#### [Problem details]
Find every line in the records below that holds the word "CCTV", and copy it out.
* start *
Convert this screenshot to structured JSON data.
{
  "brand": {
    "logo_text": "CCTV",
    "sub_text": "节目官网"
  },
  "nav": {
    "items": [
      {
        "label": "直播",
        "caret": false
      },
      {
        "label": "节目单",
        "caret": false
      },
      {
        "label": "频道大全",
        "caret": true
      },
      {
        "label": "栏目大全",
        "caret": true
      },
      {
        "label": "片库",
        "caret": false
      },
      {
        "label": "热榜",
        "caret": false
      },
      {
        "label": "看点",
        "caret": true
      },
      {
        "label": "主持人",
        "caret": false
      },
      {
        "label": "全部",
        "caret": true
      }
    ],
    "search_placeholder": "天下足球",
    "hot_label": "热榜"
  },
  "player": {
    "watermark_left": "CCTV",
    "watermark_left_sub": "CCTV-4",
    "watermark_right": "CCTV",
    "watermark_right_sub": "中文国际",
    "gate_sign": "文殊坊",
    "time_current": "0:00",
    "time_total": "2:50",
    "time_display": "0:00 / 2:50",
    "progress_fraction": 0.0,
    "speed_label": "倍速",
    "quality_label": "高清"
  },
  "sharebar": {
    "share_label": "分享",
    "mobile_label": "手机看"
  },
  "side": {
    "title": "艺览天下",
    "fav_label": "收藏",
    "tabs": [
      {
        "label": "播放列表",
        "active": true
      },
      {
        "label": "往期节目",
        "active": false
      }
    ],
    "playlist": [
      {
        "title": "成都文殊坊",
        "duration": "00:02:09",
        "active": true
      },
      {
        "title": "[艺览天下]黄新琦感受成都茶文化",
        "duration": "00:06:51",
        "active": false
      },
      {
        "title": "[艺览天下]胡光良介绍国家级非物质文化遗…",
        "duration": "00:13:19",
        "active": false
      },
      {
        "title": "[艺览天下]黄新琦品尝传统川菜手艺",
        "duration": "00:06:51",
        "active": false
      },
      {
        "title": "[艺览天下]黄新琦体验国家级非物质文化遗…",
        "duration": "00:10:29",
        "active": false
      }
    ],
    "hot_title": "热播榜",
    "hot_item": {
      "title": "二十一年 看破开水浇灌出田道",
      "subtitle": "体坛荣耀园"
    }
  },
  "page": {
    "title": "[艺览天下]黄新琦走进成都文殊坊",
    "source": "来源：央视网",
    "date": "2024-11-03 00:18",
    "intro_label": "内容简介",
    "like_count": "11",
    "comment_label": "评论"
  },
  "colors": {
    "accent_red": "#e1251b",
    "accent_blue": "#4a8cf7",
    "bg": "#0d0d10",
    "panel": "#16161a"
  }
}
* end *
#### [Result]
    "logo_text": "CCTV",
    "watermark_left": "CCTV",
    "watermark_left_sub": "CCTV-4",
    "watermark_right": "CCTV",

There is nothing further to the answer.